---- Material shown
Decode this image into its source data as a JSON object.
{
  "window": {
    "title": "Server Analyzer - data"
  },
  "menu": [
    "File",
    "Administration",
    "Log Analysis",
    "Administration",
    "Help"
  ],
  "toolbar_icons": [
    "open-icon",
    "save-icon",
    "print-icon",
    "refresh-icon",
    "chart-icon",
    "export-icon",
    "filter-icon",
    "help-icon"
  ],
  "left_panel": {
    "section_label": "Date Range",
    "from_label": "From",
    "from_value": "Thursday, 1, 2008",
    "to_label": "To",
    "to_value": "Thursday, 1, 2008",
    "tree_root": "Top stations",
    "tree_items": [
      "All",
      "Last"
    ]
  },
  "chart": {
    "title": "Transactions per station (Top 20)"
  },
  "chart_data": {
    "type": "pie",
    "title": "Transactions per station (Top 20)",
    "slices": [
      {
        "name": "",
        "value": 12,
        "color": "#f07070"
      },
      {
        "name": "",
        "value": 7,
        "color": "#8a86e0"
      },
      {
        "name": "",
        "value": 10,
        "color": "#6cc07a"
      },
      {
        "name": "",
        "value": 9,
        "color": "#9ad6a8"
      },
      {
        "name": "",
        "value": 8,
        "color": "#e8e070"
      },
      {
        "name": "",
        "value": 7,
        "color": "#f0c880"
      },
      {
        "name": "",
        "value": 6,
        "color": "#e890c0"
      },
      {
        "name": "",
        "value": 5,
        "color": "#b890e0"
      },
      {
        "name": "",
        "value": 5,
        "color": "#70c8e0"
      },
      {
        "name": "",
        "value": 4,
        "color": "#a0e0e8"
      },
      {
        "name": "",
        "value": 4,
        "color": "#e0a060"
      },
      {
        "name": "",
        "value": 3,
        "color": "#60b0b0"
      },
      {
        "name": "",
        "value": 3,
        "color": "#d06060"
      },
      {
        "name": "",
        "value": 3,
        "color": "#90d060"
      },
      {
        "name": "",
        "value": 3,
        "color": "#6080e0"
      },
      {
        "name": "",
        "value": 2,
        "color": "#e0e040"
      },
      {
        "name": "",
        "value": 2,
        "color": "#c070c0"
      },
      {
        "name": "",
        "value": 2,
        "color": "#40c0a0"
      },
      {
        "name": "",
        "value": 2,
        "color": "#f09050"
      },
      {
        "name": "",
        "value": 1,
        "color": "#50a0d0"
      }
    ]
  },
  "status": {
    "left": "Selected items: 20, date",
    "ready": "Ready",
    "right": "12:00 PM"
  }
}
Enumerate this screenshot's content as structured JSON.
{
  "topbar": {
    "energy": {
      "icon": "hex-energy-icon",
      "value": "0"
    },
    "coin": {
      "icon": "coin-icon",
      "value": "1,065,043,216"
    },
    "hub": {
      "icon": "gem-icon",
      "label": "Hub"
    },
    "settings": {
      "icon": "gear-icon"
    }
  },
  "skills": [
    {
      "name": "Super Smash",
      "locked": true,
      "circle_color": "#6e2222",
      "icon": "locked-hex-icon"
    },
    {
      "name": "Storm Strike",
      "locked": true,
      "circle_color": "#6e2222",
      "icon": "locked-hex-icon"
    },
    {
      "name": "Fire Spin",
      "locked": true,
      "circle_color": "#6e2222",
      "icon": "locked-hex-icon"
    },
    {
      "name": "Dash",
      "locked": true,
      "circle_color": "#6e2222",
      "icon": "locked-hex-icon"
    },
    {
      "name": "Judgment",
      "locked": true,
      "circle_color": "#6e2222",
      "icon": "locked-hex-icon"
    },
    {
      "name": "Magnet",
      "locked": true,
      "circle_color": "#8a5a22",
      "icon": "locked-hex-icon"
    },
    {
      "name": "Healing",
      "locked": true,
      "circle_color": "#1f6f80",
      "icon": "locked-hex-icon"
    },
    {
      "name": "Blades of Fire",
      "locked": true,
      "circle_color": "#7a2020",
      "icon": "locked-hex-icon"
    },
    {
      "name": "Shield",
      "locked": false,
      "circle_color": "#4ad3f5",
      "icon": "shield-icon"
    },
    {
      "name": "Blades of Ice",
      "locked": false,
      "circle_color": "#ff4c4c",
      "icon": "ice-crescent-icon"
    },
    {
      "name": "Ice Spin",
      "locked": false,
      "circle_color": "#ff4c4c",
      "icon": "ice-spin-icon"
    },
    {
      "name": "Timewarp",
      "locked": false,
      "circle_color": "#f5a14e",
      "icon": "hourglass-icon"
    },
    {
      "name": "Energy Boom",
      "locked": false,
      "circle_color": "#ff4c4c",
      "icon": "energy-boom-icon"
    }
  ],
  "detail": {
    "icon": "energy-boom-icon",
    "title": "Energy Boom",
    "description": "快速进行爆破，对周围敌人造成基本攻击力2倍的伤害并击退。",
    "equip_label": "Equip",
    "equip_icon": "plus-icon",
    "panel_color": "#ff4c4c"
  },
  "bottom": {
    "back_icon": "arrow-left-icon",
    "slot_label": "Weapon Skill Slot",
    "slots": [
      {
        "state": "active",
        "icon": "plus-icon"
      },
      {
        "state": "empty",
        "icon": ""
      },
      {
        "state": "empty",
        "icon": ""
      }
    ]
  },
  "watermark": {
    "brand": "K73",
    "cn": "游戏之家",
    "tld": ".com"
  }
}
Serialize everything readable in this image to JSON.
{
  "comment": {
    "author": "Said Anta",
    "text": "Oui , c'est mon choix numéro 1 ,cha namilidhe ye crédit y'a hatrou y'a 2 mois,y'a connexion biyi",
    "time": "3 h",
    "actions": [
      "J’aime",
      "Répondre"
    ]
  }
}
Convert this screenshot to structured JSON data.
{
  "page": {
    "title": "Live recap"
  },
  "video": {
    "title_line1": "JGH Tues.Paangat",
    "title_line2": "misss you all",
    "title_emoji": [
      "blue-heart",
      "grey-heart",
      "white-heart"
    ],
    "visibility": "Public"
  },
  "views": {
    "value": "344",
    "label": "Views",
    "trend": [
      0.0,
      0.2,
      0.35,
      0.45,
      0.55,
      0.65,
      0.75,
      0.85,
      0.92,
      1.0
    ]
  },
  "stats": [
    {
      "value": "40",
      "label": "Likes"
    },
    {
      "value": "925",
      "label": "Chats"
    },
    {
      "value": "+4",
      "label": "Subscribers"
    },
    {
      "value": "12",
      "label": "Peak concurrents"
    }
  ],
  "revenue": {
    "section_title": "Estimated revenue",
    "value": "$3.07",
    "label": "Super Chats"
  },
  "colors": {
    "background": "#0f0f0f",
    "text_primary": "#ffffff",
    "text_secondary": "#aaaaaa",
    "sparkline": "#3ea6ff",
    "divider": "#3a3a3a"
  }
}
--------
> Directions for this task: Repeat only the lines from the one holding "Serialize everything readable" through the last line of the data.

> Answer for the task:
Serialize everything readable in this image to JSON.
{
  "comment": {
    "author": "Said Anta",
    "text": "Oui , c'est mon choix numéro 1 ,cha namilidhe ye crédit y'a hatrou y'a 2 mois,y'a connexion biyi",
    "time": "3 h",
    "actions": [
      "J’aime",
      "Répondre"
    ]
  }
}
Convert this screenshot to structured JSON data.
{
  "page": {
    "title": "Live recap"
  },
  "video": {
    "title_line1": "JGH Tues.Paangat",
    "title_line2": "misss you all",
    "title_emoji": [
      "blue-heart",
      "grey-heart",
      "white-heart"
    ],
    "visibility": "Public"
  },
  "views": {
    "value": "344",
    "label": "Views",
    "trend": [
      0.0,
      0.2,
      0.35,
      0.45,
      0.55,
      0.65,
      0.75,
      0.85,
      0.92,
      1.0
    ]
  },
  "stats": [
    {
      "value": "40",
      "label": "Likes"
    },
    {
      "value": "925",
      "label": "Chats"
    },
    {
      "value": "+4",
      "label": "Subscribers"
    },
    {
      "value": "12",
      "label": "Peak concurrents"
    }
  ],
  "revenue": {
    "section_title": "Estimated revenue",
    "value": "$3.07",
    "label": "Super Chats"
  },
  "colors": {
    "background": "#0f0f0f",
    "text_primary": "#ffffff",
    "text_secondary": "#aaaaaa",
    "sparkline": "#3ea6ff",
    "divider": "#3a3a3a"
  }
}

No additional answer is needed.